> _SHORT EXERCISE_: Write out each entry, exactly the way it appears.
## START PROVIDED MATERIAL
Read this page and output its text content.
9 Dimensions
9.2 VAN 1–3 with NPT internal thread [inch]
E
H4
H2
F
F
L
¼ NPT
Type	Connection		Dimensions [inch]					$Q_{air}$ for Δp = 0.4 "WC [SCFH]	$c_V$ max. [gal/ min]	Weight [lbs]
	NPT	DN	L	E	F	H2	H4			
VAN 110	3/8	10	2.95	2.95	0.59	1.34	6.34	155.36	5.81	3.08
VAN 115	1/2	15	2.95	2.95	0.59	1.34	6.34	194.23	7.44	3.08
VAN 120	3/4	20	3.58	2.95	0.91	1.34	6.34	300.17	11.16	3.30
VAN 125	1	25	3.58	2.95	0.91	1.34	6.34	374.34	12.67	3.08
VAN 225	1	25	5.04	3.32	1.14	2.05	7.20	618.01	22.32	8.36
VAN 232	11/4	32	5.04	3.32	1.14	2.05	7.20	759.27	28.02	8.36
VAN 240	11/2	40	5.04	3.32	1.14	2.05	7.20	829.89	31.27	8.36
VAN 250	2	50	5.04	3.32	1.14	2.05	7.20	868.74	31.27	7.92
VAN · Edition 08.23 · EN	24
## END PROVIDED MATERIAL
> _SOLUTION FOR THIS PROBLEM_:
Read this page and output its text content.
9 Dimensions
9.2 VAN 1–3 with NPT internal thread [inch]
E
H4
H2
F
F
L
¼ NPT
Type	Connection		Dimensions [inch]					$Q_{air}$ for Δp = 0.4 "WC [SCFH]	$c_V$ max. [gal/ min]	Weight [lbs]
	NPT	DN	L	E	F	H2	H4			
VAN 110	3/8	10	2.95	2.95	0.59	1.34	6.34	155.36	5.81	3.08
VAN 115	1/2	15	2.95	2.95	0.59	1.34	6.34	194.23	7.44	3.08
VAN 120	3/4	20	3.58	2.95	0.91	1.34	6.34	300.17	11.16	3.30
VAN 125	1	25	3.58	2.95	0.91	1.34	6.34	374.34	12.67	3.08
VAN 225	1	25	5.04	3.32	1.14	2.05	7.20	618.01	22.32	8.36
VAN 232	11/4	32	5.04	3.32	1.14	2.05	7.20	759.27	28.02	8.36
VAN 240	11/2	40	5.04	3.32	1.14	2.05	7.20	829.89	31.27	8.36
VAN 250	2	50	5.04	3.32	1.14	2.05	7.20	868.74	31.27	7.92
VAN · Edition 08.23 · EN	24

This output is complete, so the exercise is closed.